### Exercise requirements
Send back the records in full, character for character.

### Provided information
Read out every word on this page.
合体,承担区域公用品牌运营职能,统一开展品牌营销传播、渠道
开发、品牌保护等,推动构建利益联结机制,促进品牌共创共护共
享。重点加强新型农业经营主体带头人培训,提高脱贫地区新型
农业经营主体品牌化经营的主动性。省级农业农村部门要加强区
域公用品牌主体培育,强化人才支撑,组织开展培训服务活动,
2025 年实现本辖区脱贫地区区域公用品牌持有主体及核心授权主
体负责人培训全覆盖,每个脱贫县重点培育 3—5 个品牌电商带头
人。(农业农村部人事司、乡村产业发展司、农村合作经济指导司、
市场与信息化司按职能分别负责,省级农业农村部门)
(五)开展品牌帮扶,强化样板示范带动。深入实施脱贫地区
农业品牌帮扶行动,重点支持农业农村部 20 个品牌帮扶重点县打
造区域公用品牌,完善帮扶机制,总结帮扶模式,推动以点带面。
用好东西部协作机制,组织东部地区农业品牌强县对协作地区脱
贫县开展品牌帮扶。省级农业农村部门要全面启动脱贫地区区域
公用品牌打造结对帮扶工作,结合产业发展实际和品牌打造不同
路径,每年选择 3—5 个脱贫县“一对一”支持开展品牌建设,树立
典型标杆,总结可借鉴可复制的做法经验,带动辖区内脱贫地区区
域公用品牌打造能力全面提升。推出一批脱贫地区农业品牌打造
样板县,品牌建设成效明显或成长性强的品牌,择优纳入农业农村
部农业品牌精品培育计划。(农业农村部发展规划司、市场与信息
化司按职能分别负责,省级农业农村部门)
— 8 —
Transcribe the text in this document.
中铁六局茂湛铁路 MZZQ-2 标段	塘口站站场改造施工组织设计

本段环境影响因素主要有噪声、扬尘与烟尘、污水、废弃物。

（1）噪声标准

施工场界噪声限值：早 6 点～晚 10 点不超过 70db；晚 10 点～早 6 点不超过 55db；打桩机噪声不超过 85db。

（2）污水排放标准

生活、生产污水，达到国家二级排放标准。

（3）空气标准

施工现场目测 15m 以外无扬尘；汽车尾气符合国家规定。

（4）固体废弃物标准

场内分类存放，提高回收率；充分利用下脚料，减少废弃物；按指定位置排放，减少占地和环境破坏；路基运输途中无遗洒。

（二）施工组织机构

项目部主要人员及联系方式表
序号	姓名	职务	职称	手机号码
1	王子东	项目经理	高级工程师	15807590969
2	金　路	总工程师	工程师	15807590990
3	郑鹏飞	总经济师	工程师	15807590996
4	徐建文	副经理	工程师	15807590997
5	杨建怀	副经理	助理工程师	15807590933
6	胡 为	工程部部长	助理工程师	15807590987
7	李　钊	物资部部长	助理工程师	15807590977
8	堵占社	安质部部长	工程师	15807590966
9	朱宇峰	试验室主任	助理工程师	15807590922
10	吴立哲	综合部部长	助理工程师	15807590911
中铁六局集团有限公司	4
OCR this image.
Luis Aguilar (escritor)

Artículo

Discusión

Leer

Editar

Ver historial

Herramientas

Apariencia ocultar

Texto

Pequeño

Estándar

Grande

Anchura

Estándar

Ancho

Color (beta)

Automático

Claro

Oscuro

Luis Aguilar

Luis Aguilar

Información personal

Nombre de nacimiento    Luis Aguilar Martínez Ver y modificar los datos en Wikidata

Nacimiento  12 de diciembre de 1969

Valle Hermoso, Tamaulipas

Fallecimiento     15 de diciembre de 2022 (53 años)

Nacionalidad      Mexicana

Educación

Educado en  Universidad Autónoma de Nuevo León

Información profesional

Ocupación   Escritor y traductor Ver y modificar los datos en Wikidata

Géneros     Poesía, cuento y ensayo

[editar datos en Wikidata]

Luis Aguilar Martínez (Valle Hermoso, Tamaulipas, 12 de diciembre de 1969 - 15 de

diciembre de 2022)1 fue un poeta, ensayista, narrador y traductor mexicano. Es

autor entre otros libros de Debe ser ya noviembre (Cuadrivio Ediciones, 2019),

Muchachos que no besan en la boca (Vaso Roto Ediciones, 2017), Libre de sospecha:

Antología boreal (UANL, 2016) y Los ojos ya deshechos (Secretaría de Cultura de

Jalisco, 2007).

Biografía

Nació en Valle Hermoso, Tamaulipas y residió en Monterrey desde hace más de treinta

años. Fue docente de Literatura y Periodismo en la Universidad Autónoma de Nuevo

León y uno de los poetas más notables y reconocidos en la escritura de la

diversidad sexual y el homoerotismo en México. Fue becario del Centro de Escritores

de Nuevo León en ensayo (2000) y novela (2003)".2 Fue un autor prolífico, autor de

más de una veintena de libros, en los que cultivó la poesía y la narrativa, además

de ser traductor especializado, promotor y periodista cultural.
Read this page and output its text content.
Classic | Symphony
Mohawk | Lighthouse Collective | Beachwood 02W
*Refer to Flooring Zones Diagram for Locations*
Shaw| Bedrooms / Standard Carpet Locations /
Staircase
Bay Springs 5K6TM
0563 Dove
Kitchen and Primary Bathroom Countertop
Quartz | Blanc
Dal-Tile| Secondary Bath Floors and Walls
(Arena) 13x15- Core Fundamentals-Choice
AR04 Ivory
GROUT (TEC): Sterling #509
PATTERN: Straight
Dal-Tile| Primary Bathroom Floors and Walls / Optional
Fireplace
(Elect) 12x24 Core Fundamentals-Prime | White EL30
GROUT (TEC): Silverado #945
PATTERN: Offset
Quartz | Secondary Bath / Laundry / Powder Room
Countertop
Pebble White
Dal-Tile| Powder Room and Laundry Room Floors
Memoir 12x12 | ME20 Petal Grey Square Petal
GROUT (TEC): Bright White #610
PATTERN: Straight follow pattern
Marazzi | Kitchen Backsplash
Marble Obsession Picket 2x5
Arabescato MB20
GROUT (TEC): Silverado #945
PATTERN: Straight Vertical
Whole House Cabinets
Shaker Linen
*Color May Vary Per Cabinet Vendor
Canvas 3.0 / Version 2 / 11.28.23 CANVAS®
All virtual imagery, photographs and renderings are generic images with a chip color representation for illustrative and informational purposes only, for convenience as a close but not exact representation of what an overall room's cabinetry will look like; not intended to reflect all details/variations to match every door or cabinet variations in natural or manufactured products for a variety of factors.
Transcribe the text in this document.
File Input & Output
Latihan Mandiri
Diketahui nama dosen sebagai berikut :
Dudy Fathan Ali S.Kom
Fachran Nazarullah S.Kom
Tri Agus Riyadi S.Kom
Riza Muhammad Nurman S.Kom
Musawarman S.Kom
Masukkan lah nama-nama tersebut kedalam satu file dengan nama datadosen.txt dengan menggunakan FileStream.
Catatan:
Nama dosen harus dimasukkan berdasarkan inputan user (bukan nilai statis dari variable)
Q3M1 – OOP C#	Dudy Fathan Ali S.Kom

### Result for this task
Read out every word on this page.
合体,承担区域公用品牌运营职能,统一开展品牌营销传播、渠道
开发、品牌保护等,推动构建利益联结机制,促进品牌共创共护共
享。重点加强新型农业经营主体带头人培训,提高脱贫地区新型
农业经营主体品牌化经营的主动性。省级农业农村部门要加强区
域公用品牌主体培育,强化人才支撑,组织开展培训服务活动,
2025 年实现本辖区脱贫地区区域公用品牌持有主体及核心授权主
体负责人培训全覆盖,每个脱贫县重点培育 3—5 个品牌电商带头
人。(农业农村部人事司、乡村产业发展司、农村合作经济指导司、
市场与信息化司按职能分别负责,省级农业农村部门)
(五)开展品牌帮扶,强化样板示范带动。深入实施脱贫地区
农业品牌帮扶行动,重点支持农业农村部 20 个品牌帮扶重点县打
造区域公用品牌,完善帮扶机制,总结帮扶模式,推动以点带面。
用好东西部协作机制,组织东部地区农业品牌强县对协作地区脱
贫县开展品牌帮扶。省级农业农村部门要全面启动脱贫地区区域
公用品牌打造结对帮扶工作,结合产业发展实际和品牌打造不同
路径,每年选择 3—5 个脱贫县“一对一”支持开展品牌建设,树立
典型标杆,总结可借鉴可复制的做法经验,带动辖区内脱贫地区区
域公用品牌打造能力全面提升。推出一批脱贫地区农业品牌打造
样板县,品牌建设成效明显或成长性强的品牌,择优纳入农业农村
部农业品牌精品培育计划。(农业农村部发展规划司、市场与信息
化司按职能分别负责,省级农业农村部门)
— 8 —
Transcribe the text in this document.
中铁六局茂湛铁路 MZZQ-2 标段	塘口站站场改造施工组织设计

本段环境影响因素主要有噪声、扬尘与烟尘、污水、废弃物。

（1）噪声标准

施工场界噪声限值：早 6 点～晚 10 点不超过 70db；晚 10 点～早 6 点不超过 55db；打桩机噪声不超过 85db。

（2）污水排放标准

生活、生产污水，达到国家二级排放标准。

（3）空气标准

施工现场目测 15m 以外无扬尘；汽车尾气符合国家规定。

（4）固体废弃物标准

场内分类存放，提高回收率；充分利用下脚料，减少废弃物；按指定位置排放，减少占地和环境破坏；路基运输途中无遗洒。

（二）施工组织机构

项目部主要人员及联系方式表
序号	姓名	职务	职称	手机号码
1	王子东	项目经理	高级工程师	15807590969
2	金　路	总工程师	工程师	15807590990
3	郑鹏飞	总经济师	工程师	15807590996
4	徐建文	副经理	工程师	15807590997
5	杨建怀	副经理	助理工程师	15807590933
6	胡 为	工程部部长	助理工程师	15807590987
7	李　钊	物资部部长	助理工程师	15807590977
8	堵占社	安质部部长	工程师	15807590966
9	朱宇峰	试验室主任	助理工程师	15807590922
10	吴立哲	综合部部长	助理工程师	15807590911
中铁六局集团有限公司	4
OCR this image.
Luis Aguilar (escritor)

Artículo

Discusión

Leer

Editar

Ver historial

Herramientas

Apariencia ocultar

Texto

Pequeño

Estándar

Grande

Anchura

Estándar

Ancho

Color (beta)

Automático

Claro

Oscuro

Luis Aguilar

Luis Aguilar

Información personal

Nombre de nacimiento    Luis Aguilar Martínez Ver y modificar los datos en Wikidata

Nacimiento  12 de diciembre de 1969

Valle Hermoso, Tamaulipas

Fallecimiento     15 de diciembre de 2022 (53 años)

Nacionalidad      Mexicana

Educación

Educado en  Universidad Autónoma de Nuevo León

Información profesional

Ocupación   Escritor y traductor Ver y modificar los datos en Wikidata

Géneros     Poesía, cuento y ensayo

[editar datos en Wikidata]

Luis Aguilar Martínez (Valle Hermoso, Tamaulipas, 12 de diciembre de 1969 - 15 de

diciembre de 2022)1 fue un poeta, ensayista, narrador y traductor mexicano. Es

autor entre otros libros de Debe ser ya noviembre (Cuadrivio Ediciones, 2019),

Muchachos que no besan en la boca (Vaso Roto Ediciones, 2017), Libre de sospecha:

Antología boreal (UANL, 2016) y Los ojos ya deshechos (Secretaría de Cultura de

Jalisco, 2007).

Biografía

Nació en Valle Hermoso, Tamaulipas y residió en Monterrey desde hace más de treinta

años. Fue docente de Literatura y Periodismo en la Universidad Autónoma de Nuevo

León y uno de los poetas más notables y reconocidos en la escritura de la

diversidad sexual y el homoerotismo en México. Fue becario del Centro de Escritores

de Nuevo León en ensayo (2000) y novela (2003)".2 Fue un autor prolífico, autor de

más de una veintena de libros, en los que cultivó la poesía y la narrativa, además

de ser traductor especializado, promotor y periodista cultural.
Read this page and output its text content.
Classic | Symphony
Mohawk | Lighthouse Collective | Beachwood 02W
*Refer to Flooring Zones Diagram for Locations*
Shaw| Bedrooms / Standard Carpet Locations /
Staircase
Bay Springs 5K6TM
0563 Dove
Kitchen and Primary Bathroom Countertop
Quartz | Blanc
Dal-Tile| Secondary Bath Floors and Walls
(Arena) 13x15- Core Fundamentals-Choice
AR04 Ivory
GROUT (TEC): Sterling #509
PATTERN: Straight
Dal-Tile| Primary Bathroom Floors and Walls / Optional
Fireplace
(Elect) 12x24 Core Fundamentals-Prime | White EL30
GROUT (TEC): Silverado #945
PATTERN: Offset
Quartz | Secondary Bath / Laundry / Powder Room
Countertop
Pebble White
Dal-Tile| Powder Room and Laundry Room Floors
Memoir 12x12 | ME20 Petal Grey Square Petal
GROUT (TEC): Bright White #610
PATTERN: Straight follow pattern
Marazzi | Kitchen Backsplash
Marble Obsession Picket 2x5
Arabescato MB20
GROUT (TEC): Silverado #945
PATTERN: Straight Vertical
Whole House Cabinets
Shaker Linen
*Color May Vary Per Cabinet Vendor
Canvas 3.0 / Version 2 / 11.28.23 CANVAS®
All virtual imagery, photographs and renderings are generic images with a chip color representation for illustrative and informational purposes only, for convenience as a close but not exact representation of what an overall room's cabinetry will look like; not intended to reflect all details/variations to match every door or cabinet variations in natural or manufactured products for a variety of factors.
Transcribe the text in this document.
File Input & Output
Latihan Mandiri
Diketahui nama dosen sebagai berikut :
Dudy Fathan Ali S.Kom
Fachran Nazarullah S.Kom
Tri Agus Riyadi S.Kom
Riza Muhammad Nurman S.Kom
Musawarman S.Kom
Masukkan lah nama-nama tersebut kedalam satu file dengan nama datadosen.txt dengan menggunakan FileStream.
Catatan:
Nama dosen harus dimasukkan berdasarkan inputan user (bukan nilai statis dari variable)
Q3M1 – OOP C#	Dudy Fathan Ali S.Kom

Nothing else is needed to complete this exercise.